### Set task
Without the pictures, print each of the records below exactly as it appears.

### Data records
>>>>

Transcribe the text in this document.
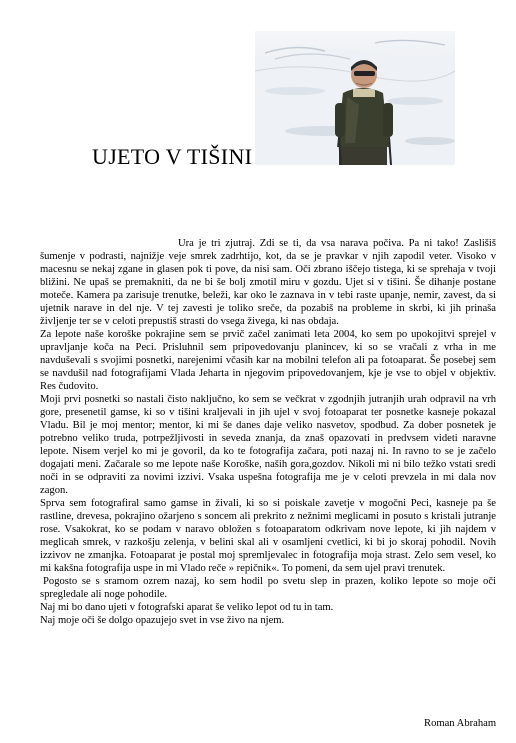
UJETO V TIŠINI

Ura je tri zjutraj. Zdi se ti, da vsa narava počiva. Pa ni tako! Zaslišiš šumenje v podrasti, najnižje veje smrek zadrhtijo, kot, da se je pravkar v njih zapodil veter. Visoko v macesnu se nekaj zgane in glasen pok ti pove, da nisi sam. Oči zbrano iščejo tistega, ki se sprehaja v tvoji bližini. Ne upaš se premakniti, da ne bi še bolj zmotil miru v gozdu. Ujet si v tišini. Še dihanje postane moteče. Kamera pa zarisuje trenutke, beleži, kar oko le zaznava in v tebi raste upanje, nemir, zavest, da si ujetnik narave in del nje. V tej zavesti je toliko sreče, da pozabiš na probleme in skrbi, ki jih prinaša življenje ter se v celoti prepustiš strasti do vsega živega, ki nas obdaja.

Za lepote naše koroške pokrajine sem se prvič začel zanimati leta 2004, ko sem po upokojitvi sprejel v upravljanje koča na Peci. Prisluhnil sem pripovedovanju planincev, ki so se vračali z vrha in me navduševali s svojimi posnetki, narejenimi včasih kar na mobilni telefon ali pa fotoaparat. Še posebej sem se navdušil nad fotografijami Vlada Jeharta in njegovim pripovedovanjem, kje je vse to objel v objektiv. Res čudovito.

Moji prvi posnetki so nastali čisto naključno, ko sem se večkrat v zgodnjih jutranjih urah odpravil na vrh gore, presenetil gamse, ki so v tišini kraljevali in jih ujel v svoj fotoaparat ter posnetke kasneje pokazal Vladu. Bil je moj mentor; mentor, ki mi še danes daje veliko nasvetov, spodbud. Za dober posnetek je potrebno veliko truda, potrpežljivosti in seveda znanja, da znaš opazovati in predvsem videti naravne lepote. Nisem verjel ko mi je govoril, da ko te fotografija začara, poti nazaj ni. In ravno to se je začelo dogajati meni. Začarale so me lepote naše Koroške, naših gora,gozdov. Nikoli mi ni bilo težko vstati sredi noči in se odpraviti za novimi izzivi. Vsaka uspešna fotografija me je v celoti prevzela in mi dala nov zagon.

Sprva sem fotografiral samo gamse in živali, ki so si poiskale zavetje v mogočni Peci, kasneje pa še rastline, drevesa, pokrajino ožarjeno s soncem ali prekrito z nežnimi meglicami in posuto s kristali jutranje rose. Vsakokrat, ko se podam v naravo obložen s fotoaparatom odkrivam nove lepote, ki jih najdem v meglicah smrek, v razkošju zelenja, v belini skal ali v osamljeni cvetlici, ki bi jo skoraj pohodil. Novih izzivov ne zmanjka. Fotoaparat je postal moj spremljevalec in fotografija moja strast. Zelo sem vesel, ko mi kakšna fotografija uspe in mi Vlado reče » repičnik«. To pomeni, da sem ujel pravi trenutek.

Pogosto se s sramom ozrem nazaj, ko sem hodil po svetu slep in prazen, koliko lepote so moje oči spregledale ali noge pohodile.

Naj mi bo dano ujeti v fotografski aparat še veliko lepot od tu in tam.

Naj moje oči še dolgo opazujejo svet in vse živo na njem.

Roman Abraham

<<<<

### Output for this task
Transcribe the text in this document.
UJETO V TIŠINI

Ura je tri zjutraj. Zdi se ti, da vsa narava počiva. Pa ni tako! Zaslišiš šumenje v podrasti, najnižje veje smrek zadrhtijo, kot, da se je pravkar v njih zapodil veter. Visoko v macesnu se nekaj zgane in glasen pok ti pove, da nisi sam. Oči zbrano iščejo tistega, ki se sprehaja v tvoji bližini. Ne upaš se premakniti, da ne bi še bolj zmotil miru v gozdu. Ujet si v tišini. Še dihanje postane moteče. Kamera pa zarisuje trenutke, beleži, kar oko le zaznava in v tebi raste upanje, nemir, zavest, da si ujetnik narave in del nje. V tej zavesti je toliko sreče, da pozabiš na probleme in skrbi, ki jih prinaša življenje ter se v celoti prepustiš strasti do vsega živega, ki nas obdaja.

Za lepote naše koroške pokrajine sem se prvič začel zanimati leta 2004, ko sem po upokojitvi sprejel v upravljanje koča na Peci. Prisluhnil sem pripovedovanju planincev, ki so se vračali z vrha in me navduševali s svojimi posnetki, narejenimi včasih kar na mobilni telefon ali pa fotoaparat. Še posebej sem se navdušil nad fotografijami Vlada Jeharta in njegovim pripovedovanjem, kje je vse to objel v objektiv. Res čudovito.

Moji prvi posnetki so nastali čisto naključno, ko sem se večkrat v zgodnjih jutranjih urah odpravil na vrh gore, presenetil gamse, ki so v tišini kraljevali in jih ujel v svoj fotoaparat ter posnetke kasneje pokazal Vladu. Bil je moj mentor; mentor, ki mi še danes daje veliko nasvetov, spodbud. Za dober posnetek je potrebno veliko truda, potrpežljivosti in seveda znanja, da znaš opazovati in predvsem videti naravne lepote. Nisem verjel ko mi je govoril, da ko te fotografija začara, poti nazaj ni. In ravno to se je začelo dogajati meni. Začarale so me lepote naše Koroške, naših gora,gozdov. Nikoli mi ni bilo težko vstati sredi noči in se odpraviti za novimi izzivi. Vsaka uspešna fotografija me je v celoti prevzela in mi dala nov zagon.

Sprva sem fotografiral samo gamse in živali, ki so si poiskale zavetje v mogočni Peci, kasneje pa še rastline, drevesa, pokrajino ožarjeno s soncem ali prekrito z nežnimi meglicami in posuto s kristali jutranje rose. Vsakokrat, ko se podam v naravo obložen s fotoaparatom odkrivam nove lepote, ki jih najdem v meglicah smrek, v razkošju zelenja, v belini skal ali v osamljeni cvetlici, ki bi jo skoraj pohodil. Novih izzivov ne zmanjka. Fotoaparat je postal moj spremljevalec in fotografija moja strast. Zelo sem vesel, ko mi kakšna fotografija uspe in mi Vlado reče » repičnik«. To pomeni, da sem ujel pravi trenutek.

Pogosto se s sramom ozrem nazaj, ko sem hodil po svetu slep in prazen, koliko lepote so moje oči spregledale ali noge pohodile.

Naj mi bo dano ujeti v fotografski aparat še veliko lepot od tu in tam.

Naj moje oči še dolgo opazujejo svet in vse živo na njem.

Roman Abraham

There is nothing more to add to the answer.